(STATED PROBLEM): Extract every line that includes the string "value".

####

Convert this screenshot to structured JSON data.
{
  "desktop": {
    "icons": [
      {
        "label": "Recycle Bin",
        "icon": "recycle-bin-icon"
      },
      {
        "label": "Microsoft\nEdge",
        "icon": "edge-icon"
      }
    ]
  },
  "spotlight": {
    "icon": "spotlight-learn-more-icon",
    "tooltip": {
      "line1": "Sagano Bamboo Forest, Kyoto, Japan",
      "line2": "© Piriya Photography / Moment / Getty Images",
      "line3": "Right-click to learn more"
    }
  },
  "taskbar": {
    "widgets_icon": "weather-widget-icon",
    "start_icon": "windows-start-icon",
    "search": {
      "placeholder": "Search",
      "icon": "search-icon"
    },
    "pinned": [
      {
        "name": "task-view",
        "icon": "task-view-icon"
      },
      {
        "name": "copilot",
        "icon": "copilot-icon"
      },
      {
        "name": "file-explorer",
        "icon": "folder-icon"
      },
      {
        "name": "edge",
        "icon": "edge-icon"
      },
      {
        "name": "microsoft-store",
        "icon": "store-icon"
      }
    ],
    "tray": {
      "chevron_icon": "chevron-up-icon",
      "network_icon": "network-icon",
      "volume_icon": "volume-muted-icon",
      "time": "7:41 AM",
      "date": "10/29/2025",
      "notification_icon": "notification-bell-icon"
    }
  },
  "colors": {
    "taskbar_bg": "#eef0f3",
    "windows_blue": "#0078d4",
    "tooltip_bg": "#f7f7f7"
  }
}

####

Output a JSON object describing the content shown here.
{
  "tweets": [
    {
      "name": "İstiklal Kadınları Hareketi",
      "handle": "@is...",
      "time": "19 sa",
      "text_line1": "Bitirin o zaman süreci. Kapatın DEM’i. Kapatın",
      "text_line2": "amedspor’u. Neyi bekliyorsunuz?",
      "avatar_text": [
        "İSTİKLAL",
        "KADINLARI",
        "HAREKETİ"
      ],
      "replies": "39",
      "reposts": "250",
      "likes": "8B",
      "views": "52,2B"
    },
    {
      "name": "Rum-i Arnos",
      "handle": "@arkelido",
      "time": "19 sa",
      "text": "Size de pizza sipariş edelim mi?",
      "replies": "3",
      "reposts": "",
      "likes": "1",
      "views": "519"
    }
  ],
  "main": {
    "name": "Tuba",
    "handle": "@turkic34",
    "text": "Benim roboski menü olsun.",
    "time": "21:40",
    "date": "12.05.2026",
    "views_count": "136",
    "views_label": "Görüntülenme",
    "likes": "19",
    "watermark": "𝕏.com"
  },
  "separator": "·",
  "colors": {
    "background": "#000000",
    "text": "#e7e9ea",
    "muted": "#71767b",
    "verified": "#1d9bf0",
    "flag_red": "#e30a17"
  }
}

####

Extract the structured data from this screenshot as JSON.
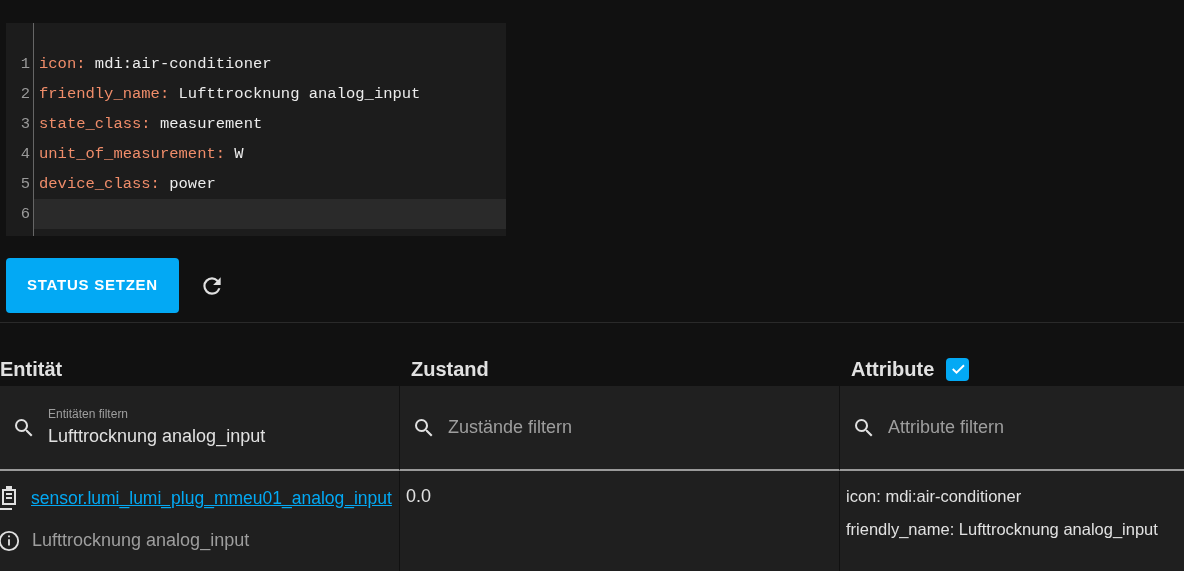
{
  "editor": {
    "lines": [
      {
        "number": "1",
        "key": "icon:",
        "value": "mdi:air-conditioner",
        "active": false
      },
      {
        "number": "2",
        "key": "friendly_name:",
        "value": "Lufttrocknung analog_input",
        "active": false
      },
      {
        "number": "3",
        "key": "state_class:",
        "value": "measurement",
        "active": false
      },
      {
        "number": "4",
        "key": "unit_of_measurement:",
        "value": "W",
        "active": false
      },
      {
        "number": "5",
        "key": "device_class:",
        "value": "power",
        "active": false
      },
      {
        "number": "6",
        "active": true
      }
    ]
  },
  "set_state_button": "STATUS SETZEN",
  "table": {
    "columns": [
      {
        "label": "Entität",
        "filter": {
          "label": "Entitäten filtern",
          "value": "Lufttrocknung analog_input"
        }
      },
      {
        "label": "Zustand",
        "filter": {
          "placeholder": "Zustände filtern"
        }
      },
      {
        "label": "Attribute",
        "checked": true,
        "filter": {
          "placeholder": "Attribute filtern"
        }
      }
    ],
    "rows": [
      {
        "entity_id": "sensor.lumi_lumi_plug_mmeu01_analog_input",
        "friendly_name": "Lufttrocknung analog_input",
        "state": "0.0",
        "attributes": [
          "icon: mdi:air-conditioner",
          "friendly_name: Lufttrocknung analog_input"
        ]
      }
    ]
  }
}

####

(SOLUTION TO THE PROBLEM):
        "value": "mdi:air-conditioner",
        "value": "Lufttrocknung analog_input",
        "value": "measurement",
        "value": "W",
        "value": "power",
          "value": "Lufttrocknung analog_input"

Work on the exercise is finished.